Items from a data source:

## start

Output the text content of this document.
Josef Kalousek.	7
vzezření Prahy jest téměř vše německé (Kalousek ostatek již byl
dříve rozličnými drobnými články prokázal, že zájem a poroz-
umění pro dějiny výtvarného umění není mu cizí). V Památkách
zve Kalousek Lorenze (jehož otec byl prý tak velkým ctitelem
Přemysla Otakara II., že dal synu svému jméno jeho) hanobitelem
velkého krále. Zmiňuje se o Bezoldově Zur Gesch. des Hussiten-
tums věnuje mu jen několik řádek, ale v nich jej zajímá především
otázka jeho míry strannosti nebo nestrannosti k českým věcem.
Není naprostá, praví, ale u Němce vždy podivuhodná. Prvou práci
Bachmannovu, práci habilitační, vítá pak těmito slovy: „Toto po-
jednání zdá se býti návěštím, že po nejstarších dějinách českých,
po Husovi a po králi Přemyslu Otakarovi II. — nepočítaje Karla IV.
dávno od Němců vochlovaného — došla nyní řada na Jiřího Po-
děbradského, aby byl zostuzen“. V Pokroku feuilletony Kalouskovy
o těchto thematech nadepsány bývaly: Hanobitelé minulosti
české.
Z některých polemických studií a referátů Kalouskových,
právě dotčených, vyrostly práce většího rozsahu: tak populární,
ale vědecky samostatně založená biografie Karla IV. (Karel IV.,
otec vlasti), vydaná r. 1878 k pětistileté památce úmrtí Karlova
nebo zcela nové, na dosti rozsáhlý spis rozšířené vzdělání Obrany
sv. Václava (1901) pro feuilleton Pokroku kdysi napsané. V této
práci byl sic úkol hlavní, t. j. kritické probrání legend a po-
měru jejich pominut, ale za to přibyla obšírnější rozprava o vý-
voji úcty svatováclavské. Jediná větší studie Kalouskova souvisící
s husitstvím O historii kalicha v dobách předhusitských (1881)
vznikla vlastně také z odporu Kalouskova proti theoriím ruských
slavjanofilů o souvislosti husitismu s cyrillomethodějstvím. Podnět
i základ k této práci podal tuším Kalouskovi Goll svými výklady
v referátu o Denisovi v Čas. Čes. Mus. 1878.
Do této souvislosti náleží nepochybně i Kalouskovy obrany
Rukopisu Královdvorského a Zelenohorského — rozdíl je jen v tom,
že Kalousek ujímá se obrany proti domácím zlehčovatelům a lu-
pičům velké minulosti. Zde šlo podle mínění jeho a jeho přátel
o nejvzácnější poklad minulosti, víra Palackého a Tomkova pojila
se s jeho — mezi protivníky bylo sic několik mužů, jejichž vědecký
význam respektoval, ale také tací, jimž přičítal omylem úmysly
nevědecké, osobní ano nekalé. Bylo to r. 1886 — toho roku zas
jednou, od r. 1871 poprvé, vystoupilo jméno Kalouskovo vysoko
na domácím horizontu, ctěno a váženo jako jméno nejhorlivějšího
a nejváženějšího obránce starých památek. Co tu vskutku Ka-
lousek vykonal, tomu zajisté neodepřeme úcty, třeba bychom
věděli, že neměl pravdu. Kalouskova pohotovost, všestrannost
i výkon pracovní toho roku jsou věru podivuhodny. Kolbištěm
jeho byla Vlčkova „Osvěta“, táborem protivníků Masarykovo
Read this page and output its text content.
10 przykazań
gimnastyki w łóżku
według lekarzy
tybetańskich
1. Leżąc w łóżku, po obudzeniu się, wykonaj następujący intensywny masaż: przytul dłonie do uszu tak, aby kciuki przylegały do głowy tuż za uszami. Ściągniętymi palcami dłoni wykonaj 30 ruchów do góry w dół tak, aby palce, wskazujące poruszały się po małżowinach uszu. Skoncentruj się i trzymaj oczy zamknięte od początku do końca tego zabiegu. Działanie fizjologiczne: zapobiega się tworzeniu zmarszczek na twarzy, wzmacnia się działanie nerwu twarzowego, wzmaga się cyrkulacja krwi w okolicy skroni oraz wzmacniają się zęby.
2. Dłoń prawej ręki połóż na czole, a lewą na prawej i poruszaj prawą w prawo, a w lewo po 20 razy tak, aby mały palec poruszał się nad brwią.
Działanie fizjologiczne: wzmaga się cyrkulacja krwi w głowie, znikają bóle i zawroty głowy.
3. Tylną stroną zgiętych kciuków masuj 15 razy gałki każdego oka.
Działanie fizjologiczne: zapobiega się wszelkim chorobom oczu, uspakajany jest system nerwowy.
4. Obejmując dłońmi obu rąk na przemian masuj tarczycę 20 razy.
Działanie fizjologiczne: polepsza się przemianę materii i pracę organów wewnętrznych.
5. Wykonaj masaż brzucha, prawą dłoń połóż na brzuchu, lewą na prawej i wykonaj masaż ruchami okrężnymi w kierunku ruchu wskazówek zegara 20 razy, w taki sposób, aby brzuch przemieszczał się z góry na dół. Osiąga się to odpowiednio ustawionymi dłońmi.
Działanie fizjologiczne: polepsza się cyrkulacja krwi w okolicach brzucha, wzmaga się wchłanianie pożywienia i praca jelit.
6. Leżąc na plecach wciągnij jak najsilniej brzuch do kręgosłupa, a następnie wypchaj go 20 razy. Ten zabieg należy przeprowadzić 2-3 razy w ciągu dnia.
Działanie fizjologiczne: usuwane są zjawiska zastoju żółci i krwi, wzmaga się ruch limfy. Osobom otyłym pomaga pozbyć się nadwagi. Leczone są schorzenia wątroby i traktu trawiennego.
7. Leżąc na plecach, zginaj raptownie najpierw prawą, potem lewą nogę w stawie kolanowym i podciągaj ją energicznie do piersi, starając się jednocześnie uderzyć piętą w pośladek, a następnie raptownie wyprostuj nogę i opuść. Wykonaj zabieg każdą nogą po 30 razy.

## end

Type the material above out again, exactly.

Output the text content of this document.
Josef Kalousek.	7
vzezření Prahy jest téměř vše německé (Kalousek ostatek již byl
dříve rozličnými drobnými články prokázal, že zájem a poroz-
umění pro dějiny výtvarného umění není mu cizí). V Památkách
zve Kalousek Lorenze (jehož otec byl prý tak velkým ctitelem
Přemysla Otakara II., že dal synu svému jméno jeho) hanobitelem
velkého krále. Zmiňuje se o Bezoldově Zur Gesch. des Hussiten-
tums věnuje mu jen několik řádek, ale v nich jej zajímá především
otázka jeho míry strannosti nebo nestrannosti k českým věcem.
Není naprostá, praví, ale u Němce vždy podivuhodná. Prvou práci
Bachmannovu, práci habilitační, vítá pak těmito slovy: „Toto po-
jednání zdá se býti návěštím, že po nejstarších dějinách českých,
po Husovi a po králi Přemyslu Otakarovi II. — nepočítaje Karla IV.
dávno od Němců vochlovaného — došla nyní řada na Jiřího Po-
děbradského, aby byl zostuzen“. V Pokroku feuilletony Kalouskovy
o těchto thematech nadepsány bývaly: Hanobitelé minulosti
české.
Z některých polemických studií a referátů Kalouskových,
právě dotčených, vyrostly práce většího rozsahu: tak populární,
ale vědecky samostatně založená biografie Karla IV. (Karel IV.,
otec vlasti), vydaná r. 1878 k pětistileté památce úmrtí Karlova
nebo zcela nové, na dosti rozsáhlý spis rozšířené vzdělání Obrany
sv. Václava (1901) pro feuilleton Pokroku kdysi napsané. V této
práci byl sic úkol hlavní, t. j. kritické probrání legend a po-
měru jejich pominut, ale za to přibyla obšírnější rozprava o vý-
voji úcty svatováclavské. Jediná větší studie Kalouskova souvisící
s husitstvím O historii kalicha v dobách předhusitských (1881)
vznikla vlastně také z odporu Kalouskova proti theoriím ruských
slavjanofilů o souvislosti husitismu s cyrillomethodějstvím. Podnět
i základ k této práci podal tuším Kalouskovi Goll svými výklady
v referátu o Denisovi v Čas. Čes. Mus. 1878.
Do této souvislosti náleží nepochybně i Kalouskovy obrany
Rukopisu Královdvorského a Zelenohorského — rozdíl je jen v tom,
že Kalousek ujímá se obrany proti domácím zlehčovatelům a lu-
pičům velké minulosti. Zde šlo podle mínění jeho a jeho přátel
o nejvzácnější poklad minulosti, víra Palackého a Tomkova pojila
se s jeho — mezi protivníky bylo sic několik mužů, jejichž vědecký
význam respektoval, ale také tací, jimž přičítal omylem úmysly
nevědecké, osobní ano nekalé. Bylo to r. 1886 — toho roku zas
jednou, od r. 1871 poprvé, vystoupilo jméno Kalouskovo vysoko
na domácím horizontu, ctěno a váženo jako jméno nejhorlivějšího
a nejváženějšího obránce starých památek. Co tu vskutku Ka-
lousek vykonal, tomu zajisté neodepřeme úcty, třeba bychom
věděli, že neměl pravdu. Kalouskova pohotovost, všestrannost
i výkon pracovní toho roku jsou věru podivuhodny. Kolbištěm
jeho byla Vlčkova „Osvěta“, táborem protivníků Masarykovo
Read this page and output its text content.
10 przykazań
gimnastyki w łóżku
według lekarzy
tybetańskich
1. Leżąc w łóżku, po obudzeniu się, wykonaj następujący intensywny masaż: przytul dłonie do uszu tak, aby kciuki przylegały do głowy tuż za uszami. Ściągniętymi palcami dłoni wykonaj 30 ruchów do góry w dół tak, aby palce, wskazujące poruszały się po małżowinach uszu. Skoncentruj się i trzymaj oczy zamknięte od początku do końca tego zabiegu. Działanie fizjologiczne: zapobiega się tworzeniu zmarszczek na twarzy, wzmacnia się działanie nerwu twarzowego, wzmaga się cyrkulacja krwi w okolicy skroni oraz wzmacniają się zęby.
2. Dłoń prawej ręki połóż na czole, a lewą na prawej i poruszaj prawą w prawo, a w lewo po 20 razy tak, aby mały palec poruszał się nad brwią.
Działanie fizjologiczne: wzmaga się cyrkulacja krwi w głowie, znikają bóle i zawroty głowy.
3. Tylną stroną zgiętych kciuków masuj 15 razy gałki każdego oka.
Działanie fizjologiczne: zapobiega się wszelkim chorobom oczu, uspakajany jest system nerwowy.
4. Obejmując dłońmi obu rąk na przemian masuj tarczycę 20 razy.
Działanie fizjologiczne: polepsza się przemianę materii i pracę organów wewnętrznych.
5. Wykonaj masaż brzucha, prawą dłoń połóż na brzuchu, lewą na prawej i wykonaj masaż ruchami okrężnymi w kierunku ruchu wskazówek zegara 20 razy, w taki sposób, aby brzuch przemieszczał się z góry na dół. Osiąga się to odpowiednio ustawionymi dłońmi.
Działanie fizjologiczne: polepsza się cyrkulacja krwi w okolicach brzucha, wzmaga się wchłanianie pożywienia i praca jelit.
6. Leżąc na plecach wciągnij jak najsilniej brzuch do kręgosłupa, a następnie wypchaj go 20 razy. Ten zabieg należy przeprowadzić 2-3 razy w ciągu dnia.
Działanie fizjologiczne: usuwane są zjawiska zastoju żółci i krwi, wzmaga się ruch limfy. Osobom otyłym pomaga pozbyć się nadwagi. Leczone są schorzenia wątroby i traktu trawiennego.
7. Leżąc na plecach, zginaj raptownie najpierw prawą, potem lewą nogę w stawie kolanowym i podciągaj ją energicznie do piersi, starając się jednocześnie uderzyć piętą w pośladek, a następnie raptownie wyprostuj nogę i opuść. Wykonaj zabieg każdą nogą po 30 razy.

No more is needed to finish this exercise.